__Given request__
Write out every one of the rows below word for word, keeping each line exactly as it appears.

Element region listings
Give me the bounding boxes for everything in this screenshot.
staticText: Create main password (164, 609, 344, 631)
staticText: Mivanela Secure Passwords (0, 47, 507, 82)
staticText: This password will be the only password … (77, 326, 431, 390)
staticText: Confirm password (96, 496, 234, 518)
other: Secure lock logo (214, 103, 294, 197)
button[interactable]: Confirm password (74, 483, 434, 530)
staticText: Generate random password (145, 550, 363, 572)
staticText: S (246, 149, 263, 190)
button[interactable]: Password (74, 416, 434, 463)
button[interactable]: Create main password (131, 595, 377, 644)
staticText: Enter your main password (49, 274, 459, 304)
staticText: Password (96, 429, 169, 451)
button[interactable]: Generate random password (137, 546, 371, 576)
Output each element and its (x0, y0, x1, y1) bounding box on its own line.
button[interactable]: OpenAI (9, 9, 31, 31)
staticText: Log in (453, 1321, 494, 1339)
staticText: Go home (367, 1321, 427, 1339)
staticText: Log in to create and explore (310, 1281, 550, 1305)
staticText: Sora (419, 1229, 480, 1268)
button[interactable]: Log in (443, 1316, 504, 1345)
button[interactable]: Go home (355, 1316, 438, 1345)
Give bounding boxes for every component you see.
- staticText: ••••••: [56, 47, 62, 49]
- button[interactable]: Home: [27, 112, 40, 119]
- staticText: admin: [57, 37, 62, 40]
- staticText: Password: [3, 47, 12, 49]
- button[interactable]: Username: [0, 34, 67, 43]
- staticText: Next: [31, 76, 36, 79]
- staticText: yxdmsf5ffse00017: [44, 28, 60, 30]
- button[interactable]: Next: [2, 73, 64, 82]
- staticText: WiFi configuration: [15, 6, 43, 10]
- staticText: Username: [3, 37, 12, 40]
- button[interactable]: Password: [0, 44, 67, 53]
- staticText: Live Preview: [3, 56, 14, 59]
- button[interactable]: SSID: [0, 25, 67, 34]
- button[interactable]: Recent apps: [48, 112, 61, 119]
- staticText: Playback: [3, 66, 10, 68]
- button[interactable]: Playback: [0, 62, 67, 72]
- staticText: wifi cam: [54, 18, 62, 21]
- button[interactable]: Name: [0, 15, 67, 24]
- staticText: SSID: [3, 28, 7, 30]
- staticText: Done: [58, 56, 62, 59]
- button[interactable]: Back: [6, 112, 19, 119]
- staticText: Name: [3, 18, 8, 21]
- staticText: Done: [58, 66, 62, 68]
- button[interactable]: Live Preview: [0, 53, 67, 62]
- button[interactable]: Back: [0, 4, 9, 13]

__Final result__
Give me the bounding boxes for everything in this screenshot.
staticText: Create main password (164, 609, 344, 631)
staticText: Mivanela Secure Passwords (0, 47, 507, 82)
staticText: This password will be the only password … (77, 326, 431, 390)
staticText: Confirm password (96, 496, 234, 518)
other: Secure lock logo (214, 103, 294, 197)
button[interactable]: Confirm password (74, 483, 434, 530)
staticText: Generate random password (145, 550, 363, 572)
staticText: S (246, 149, 263, 190)
button[interactable]: Password (74, 416, 434, 463)
button[interactable]: Create main password (131, 595, 377, 644)
staticText: Enter your main password (49, 274, 459, 304)
staticText: Password (96, 429, 169, 451)
button[interactable]: Generate random password (137, 546, 371, 576)
Output each element and its (x0, y0, x1, y1) bounding box on its own line.
button[interactable]: OpenAI (9, 9, 31, 31)
staticText: Log in (453, 1321, 494, 1339)
staticText: Go home (367, 1321, 427, 1339)
staticText: Log in to create and explore (310, 1281, 550, 1305)
staticText: Sora (419, 1229, 480, 1268)
button[interactable]: Log in (443, 1316, 504, 1345)
button[interactable]: Go home (355, 1316, 438, 1345)
Give bounding boxes for every component you see.
- staticText: ••••••: [56, 47, 62, 49]
- button[interactable]: Home: [27, 112, 40, 119]
- staticText: admin: [57, 37, 62, 40]
- staticText: Password: [3, 47, 12, 49]
- button[interactable]: Username: [0, 34, 67, 43]
- staticText: Next: [31, 76, 36, 79]
- staticText: yxdmsf5ffse00017: [44, 28, 60, 30]
- button[interactable]: Next: [2, 73, 64, 82]
- staticText: WiFi configuration: [15, 6, 43, 10]
- staticText: Username: [3, 37, 12, 40]
- button[interactable]: Password: [0, 44, 67, 53]
- staticText: Live Preview: [3, 56, 14, 59]
- button[interactable]: SSID: [0, 25, 67, 34]
- button[interactable]: Recent apps: [48, 112, 61, 119]
- staticText: Playback: [3, 66, 10, 68]
- button[interactable]: Playback: [0, 62, 67, 72]
- staticText: wifi cam: [54, 18, 62, 21]
- button[interactable]: Name: [0, 15, 67, 24]
- staticText: SSID: [3, 28, 7, 30]
- staticText: Done: [58, 56, 62, 59]
- button[interactable]: Back: [6, 112, 19, 119]
- staticText: Name: [3, 18, 8, 21]
- staticText: Done: [58, 66, 62, 68]
- button[interactable]: Live Preview: [0, 53, 67, 62]
- button[interactable]: Back: [0, 4, 9, 13]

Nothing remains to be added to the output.